>> START Records for processing
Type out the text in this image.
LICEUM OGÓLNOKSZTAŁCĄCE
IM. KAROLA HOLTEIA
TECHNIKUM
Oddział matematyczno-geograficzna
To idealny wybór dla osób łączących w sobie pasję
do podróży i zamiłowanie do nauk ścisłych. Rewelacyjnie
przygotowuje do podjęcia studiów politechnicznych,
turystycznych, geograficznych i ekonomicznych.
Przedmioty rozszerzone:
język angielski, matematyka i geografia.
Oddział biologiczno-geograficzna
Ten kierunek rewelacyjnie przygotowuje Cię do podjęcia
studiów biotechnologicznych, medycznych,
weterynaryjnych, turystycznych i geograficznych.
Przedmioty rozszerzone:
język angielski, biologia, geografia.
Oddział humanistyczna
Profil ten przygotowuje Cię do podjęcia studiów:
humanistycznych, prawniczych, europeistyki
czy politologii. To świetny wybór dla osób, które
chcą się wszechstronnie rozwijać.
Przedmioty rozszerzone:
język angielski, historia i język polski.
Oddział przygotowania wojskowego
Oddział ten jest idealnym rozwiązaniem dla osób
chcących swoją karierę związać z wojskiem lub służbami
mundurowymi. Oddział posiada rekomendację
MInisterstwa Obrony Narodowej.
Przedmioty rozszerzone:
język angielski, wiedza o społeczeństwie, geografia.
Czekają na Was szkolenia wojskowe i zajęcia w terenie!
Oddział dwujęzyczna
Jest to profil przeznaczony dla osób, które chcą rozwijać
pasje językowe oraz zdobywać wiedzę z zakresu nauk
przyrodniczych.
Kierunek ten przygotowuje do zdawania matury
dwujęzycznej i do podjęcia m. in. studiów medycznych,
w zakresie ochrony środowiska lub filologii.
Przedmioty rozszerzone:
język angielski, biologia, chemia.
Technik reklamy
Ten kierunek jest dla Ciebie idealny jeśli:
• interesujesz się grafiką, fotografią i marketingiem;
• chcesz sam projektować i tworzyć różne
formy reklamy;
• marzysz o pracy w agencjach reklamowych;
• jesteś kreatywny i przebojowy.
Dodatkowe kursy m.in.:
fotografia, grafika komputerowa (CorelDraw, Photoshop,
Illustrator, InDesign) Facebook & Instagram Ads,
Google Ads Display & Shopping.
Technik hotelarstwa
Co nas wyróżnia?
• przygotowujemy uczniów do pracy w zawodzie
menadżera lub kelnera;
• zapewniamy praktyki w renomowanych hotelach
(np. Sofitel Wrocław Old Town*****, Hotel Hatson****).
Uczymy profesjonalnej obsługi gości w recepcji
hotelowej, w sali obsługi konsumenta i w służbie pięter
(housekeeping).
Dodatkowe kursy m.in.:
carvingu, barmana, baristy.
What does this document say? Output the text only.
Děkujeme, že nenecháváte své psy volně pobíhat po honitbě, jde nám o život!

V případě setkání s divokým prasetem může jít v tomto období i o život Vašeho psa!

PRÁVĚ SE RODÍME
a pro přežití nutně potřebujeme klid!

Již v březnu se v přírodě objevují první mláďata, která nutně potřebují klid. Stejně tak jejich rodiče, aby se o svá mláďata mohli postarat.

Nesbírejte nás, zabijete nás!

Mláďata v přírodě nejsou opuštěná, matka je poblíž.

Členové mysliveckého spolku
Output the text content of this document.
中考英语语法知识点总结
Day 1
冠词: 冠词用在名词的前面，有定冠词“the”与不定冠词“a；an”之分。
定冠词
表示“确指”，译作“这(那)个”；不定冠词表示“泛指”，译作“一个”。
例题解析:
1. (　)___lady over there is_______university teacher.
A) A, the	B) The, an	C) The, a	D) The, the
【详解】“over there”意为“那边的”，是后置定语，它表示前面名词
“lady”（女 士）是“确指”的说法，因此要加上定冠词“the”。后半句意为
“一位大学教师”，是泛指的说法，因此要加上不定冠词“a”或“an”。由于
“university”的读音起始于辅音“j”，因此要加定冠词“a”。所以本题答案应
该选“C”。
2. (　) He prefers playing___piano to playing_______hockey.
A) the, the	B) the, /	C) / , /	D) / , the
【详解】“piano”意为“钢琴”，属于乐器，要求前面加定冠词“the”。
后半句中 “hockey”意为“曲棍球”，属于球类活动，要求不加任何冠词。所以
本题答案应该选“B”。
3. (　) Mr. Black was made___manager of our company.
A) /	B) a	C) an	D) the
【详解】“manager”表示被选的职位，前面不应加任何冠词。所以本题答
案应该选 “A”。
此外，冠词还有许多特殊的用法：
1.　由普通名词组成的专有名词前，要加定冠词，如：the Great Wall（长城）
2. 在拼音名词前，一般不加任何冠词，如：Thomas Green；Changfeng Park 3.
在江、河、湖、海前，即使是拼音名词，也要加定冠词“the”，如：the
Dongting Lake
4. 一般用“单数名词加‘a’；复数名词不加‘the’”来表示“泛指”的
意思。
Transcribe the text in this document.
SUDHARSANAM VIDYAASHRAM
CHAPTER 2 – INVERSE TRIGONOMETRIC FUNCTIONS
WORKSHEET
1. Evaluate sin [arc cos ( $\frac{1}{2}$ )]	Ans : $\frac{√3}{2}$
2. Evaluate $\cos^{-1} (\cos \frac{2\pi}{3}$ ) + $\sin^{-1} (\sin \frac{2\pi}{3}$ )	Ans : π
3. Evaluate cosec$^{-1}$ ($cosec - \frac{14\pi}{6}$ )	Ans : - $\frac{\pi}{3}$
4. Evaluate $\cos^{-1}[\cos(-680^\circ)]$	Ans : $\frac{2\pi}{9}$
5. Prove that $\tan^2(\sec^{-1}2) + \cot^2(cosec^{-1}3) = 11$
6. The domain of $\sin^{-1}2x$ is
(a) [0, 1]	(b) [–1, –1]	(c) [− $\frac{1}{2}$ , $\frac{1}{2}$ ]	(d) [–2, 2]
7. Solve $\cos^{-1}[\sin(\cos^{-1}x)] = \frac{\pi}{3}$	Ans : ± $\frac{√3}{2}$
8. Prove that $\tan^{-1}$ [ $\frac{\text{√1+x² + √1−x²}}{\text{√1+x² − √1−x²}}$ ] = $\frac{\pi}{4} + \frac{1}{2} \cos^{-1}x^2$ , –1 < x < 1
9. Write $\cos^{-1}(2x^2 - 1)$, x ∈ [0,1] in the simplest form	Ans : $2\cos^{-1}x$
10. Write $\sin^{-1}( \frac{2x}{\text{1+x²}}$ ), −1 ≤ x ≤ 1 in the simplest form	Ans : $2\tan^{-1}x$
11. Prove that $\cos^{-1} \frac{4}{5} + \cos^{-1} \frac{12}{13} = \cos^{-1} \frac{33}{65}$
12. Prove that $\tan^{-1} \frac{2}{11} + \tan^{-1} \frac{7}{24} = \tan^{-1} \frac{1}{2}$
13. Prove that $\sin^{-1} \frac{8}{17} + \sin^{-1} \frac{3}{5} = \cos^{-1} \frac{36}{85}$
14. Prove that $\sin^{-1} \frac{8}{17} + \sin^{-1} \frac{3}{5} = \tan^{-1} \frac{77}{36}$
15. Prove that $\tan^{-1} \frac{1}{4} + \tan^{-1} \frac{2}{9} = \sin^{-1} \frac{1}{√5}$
>> END Records for processing
#### [Your objective]
Find the word "studiów" in the entries, and copy every line it shows up in.

#### [Written response]
przygotowuje do podjęcia studiów politechnicznych,
studiów biotechnologicznych, medycznych,
Profil ten przygotowuje Cię do podjęcia studiów:
dwujęzycznej i do podjęcia m. in. studiów medycznych,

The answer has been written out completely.